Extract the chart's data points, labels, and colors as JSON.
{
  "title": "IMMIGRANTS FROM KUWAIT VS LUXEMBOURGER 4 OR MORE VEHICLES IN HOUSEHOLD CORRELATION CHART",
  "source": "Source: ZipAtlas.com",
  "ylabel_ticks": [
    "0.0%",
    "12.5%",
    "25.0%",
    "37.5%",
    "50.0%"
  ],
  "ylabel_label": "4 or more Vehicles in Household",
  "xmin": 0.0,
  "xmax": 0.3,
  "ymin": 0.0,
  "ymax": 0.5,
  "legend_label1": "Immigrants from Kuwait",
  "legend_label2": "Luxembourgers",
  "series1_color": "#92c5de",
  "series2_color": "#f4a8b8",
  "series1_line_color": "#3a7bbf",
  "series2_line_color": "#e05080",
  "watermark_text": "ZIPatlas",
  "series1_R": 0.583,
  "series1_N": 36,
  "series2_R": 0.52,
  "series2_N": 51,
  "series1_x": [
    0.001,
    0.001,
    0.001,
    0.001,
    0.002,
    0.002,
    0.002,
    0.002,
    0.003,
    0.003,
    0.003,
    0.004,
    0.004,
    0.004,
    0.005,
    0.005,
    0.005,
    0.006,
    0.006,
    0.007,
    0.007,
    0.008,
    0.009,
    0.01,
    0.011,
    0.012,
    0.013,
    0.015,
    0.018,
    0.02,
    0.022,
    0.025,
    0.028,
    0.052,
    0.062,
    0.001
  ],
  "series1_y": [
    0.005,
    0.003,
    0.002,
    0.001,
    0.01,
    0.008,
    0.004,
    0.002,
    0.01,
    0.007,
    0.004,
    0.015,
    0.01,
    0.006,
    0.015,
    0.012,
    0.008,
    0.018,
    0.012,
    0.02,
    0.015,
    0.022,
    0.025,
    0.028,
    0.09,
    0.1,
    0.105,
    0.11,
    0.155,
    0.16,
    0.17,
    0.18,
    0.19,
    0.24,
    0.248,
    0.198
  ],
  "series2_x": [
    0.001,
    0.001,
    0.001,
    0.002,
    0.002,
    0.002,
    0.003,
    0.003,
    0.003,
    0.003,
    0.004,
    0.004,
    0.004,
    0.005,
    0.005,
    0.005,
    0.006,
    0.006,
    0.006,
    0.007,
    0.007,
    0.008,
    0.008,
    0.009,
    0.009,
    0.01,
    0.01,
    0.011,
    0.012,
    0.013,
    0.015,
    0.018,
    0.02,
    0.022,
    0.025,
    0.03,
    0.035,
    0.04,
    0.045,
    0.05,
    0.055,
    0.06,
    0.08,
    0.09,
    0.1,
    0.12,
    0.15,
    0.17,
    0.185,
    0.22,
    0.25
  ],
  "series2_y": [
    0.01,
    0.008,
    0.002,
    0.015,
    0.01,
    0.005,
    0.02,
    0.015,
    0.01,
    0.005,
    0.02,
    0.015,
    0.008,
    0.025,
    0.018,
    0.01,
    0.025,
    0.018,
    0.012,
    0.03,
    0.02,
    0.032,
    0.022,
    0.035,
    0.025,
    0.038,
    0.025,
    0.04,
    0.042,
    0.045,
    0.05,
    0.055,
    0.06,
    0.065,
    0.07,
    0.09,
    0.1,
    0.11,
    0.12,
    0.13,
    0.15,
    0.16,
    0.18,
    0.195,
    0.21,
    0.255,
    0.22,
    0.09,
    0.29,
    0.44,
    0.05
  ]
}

● ● ● ● ● ● ●

▸ AIM OF THE EXERCISE
Reproduce every record above exactly as it appears.

▸ RESULT
Extract the chart's data points, labels, and colors as JSON.
{
  "title": "IMMIGRANTS FROM KUWAIT VS LUXEMBOURGER 4 OR MORE VEHICLES IN HOUSEHOLD CORRELATION CHART",
  "source": "Source: ZipAtlas.com",
  "ylabel_ticks": [
    "0.0%",
    "12.5%",
    "25.0%",
    "37.5%",
    "50.0%"
  ],
  "ylabel_label": "4 or more Vehicles in Household",
  "xmin": 0.0,
  "xmax": 0.3,
  "ymin": 0.0,
  "ymax": 0.5,
  "legend_label1": "Immigrants from Kuwait",
  "legend_label2": "Luxembourgers",
  "series1_color": "#92c5de",
  "series2_color": "#f4a8b8",
  "series1_line_color": "#3a7bbf",
  "series2_line_color": "#e05080",
  "watermark_text": "ZIPatlas",
  "series1_R": 0.583,
  "series1_N": 36,
  "series2_R": 0.52,
  "series2_N": 51,
  "series1_x": [
    0.001,
    0.001,
    0.001,
    0.001,
    0.002,
    0.002,
    0.002,
    0.002,
    0.003,
    0.003,
    0.003,
    0.004,
    0.004,
    0.004,
    0.005,
    0.005,
    0.005,
    0.006,
    0.006,
    0.007,
    0.007,
    0.008,
    0.009,
    0.01,
    0.011,
    0.012,
    0.013,
    0.015,
    0.018,
    0.02,
    0.022,
    0.025,
    0.028,
    0.052,
    0.062,
    0.001
  ],
  "series1_y": [
    0.005,
    0.003,
    0.002,
    0.001,
    0.01,
    0.008,
    0.004,
    0.002,
    0.01,
    0.007,
    0.004,
    0.015,
    0.01,
    0.006,
    0.015,
    0.012,
    0.008,
    0.018,
    0.012,
    0.02,
    0.015,
    0.022,
    0.025,
    0.028,
    0.09,
    0.1,
    0.105,
    0.11,
    0.155,
    0.16,
    0.17,
    0.18,
    0.19,
    0.24,
    0.248,
    0.198
  ],
  "series2_x": [
    0.001,
    0.001,
    0.001,
    0.002,
    0.002,
    0.002,
    0.003,
    0.003,
    0.003,
    0.003,
    0.004,
    0.004,
    0.004,
    0.005,
    0.005,
    0.005,
    0.006,
    0.006,
    0.006,
    0.007,
    0.007,
    0.008,
    0.008,
    0.009,
    0.009,
    0.01,
    0.01,
    0.011,
    0.012,
    0.013,
    0.015,
    0.018,
    0.02,
    0.022,
    0.025,
    0.03,
    0.035,
    0.04,
    0.045,
    0.05,
    0.055,
    0.06,
    0.08,
    0.09,
    0.1,
    0.12,
    0.15,
    0.17,
    0.185,
    0.22,
    0.25
  ],
  "series2_y": [
    0.01,
    0.008,
    0.002,
    0.015,
    0.01,
    0.005,
    0.02,
    0.015,
    0.01,
    0.005,
    0.02,
    0.015,
    0.008,
    0.025,
    0.018,
    0.01,
    0.025,
    0.018,
    0.012,
    0.03,
    0.02,
    0.032,
    0.022,
    0.035,
    0.025,
    0.038,
    0.025,
    0.04,
    0.042,
    0.045,
    0.05,
    0.055,
    0.06,
    0.065,
    0.07,
    0.09,
    0.1,
    0.11,
    0.12,
    0.13,
    0.15,
    0.16,
    0.18,
    0.195,
    0.21,
    0.255,
    0.22,
    0.09,
    0.29,
    0.44,
    0.05
  ]
}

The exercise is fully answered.